Problem
Wherever "marker" appears in a line, list that line.
[begin Exercise data]
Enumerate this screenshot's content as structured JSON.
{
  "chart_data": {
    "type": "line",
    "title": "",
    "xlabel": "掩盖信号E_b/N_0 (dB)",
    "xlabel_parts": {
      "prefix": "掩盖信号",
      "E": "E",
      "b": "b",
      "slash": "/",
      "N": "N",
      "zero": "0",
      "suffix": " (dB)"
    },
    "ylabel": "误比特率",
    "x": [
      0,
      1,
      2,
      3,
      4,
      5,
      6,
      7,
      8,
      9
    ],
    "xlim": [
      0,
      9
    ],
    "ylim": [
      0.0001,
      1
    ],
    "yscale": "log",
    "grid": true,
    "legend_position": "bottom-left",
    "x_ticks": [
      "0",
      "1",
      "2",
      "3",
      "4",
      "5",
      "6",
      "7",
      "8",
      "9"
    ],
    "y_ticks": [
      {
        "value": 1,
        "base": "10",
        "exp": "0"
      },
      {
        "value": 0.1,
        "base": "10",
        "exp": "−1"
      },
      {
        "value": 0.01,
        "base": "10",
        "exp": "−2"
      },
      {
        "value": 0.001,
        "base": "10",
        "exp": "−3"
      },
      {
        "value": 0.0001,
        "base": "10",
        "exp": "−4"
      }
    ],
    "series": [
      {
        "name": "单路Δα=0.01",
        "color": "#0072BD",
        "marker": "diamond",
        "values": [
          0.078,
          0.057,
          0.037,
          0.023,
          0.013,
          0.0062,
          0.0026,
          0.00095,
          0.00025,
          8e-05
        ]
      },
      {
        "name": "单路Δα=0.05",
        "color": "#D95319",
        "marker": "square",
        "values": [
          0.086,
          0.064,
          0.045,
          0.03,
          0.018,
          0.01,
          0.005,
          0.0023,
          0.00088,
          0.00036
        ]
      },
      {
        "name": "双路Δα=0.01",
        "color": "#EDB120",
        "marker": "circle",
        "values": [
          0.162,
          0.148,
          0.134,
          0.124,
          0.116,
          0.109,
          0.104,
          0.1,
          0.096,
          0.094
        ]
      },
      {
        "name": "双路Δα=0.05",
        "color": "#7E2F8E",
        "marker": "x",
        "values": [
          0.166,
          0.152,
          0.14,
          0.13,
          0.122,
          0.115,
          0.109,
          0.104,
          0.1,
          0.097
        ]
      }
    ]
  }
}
[end Exercise data]
Solution
        "marker": "diamond",
        "marker": "square",
        "marker": "circle",
        "marker": "x",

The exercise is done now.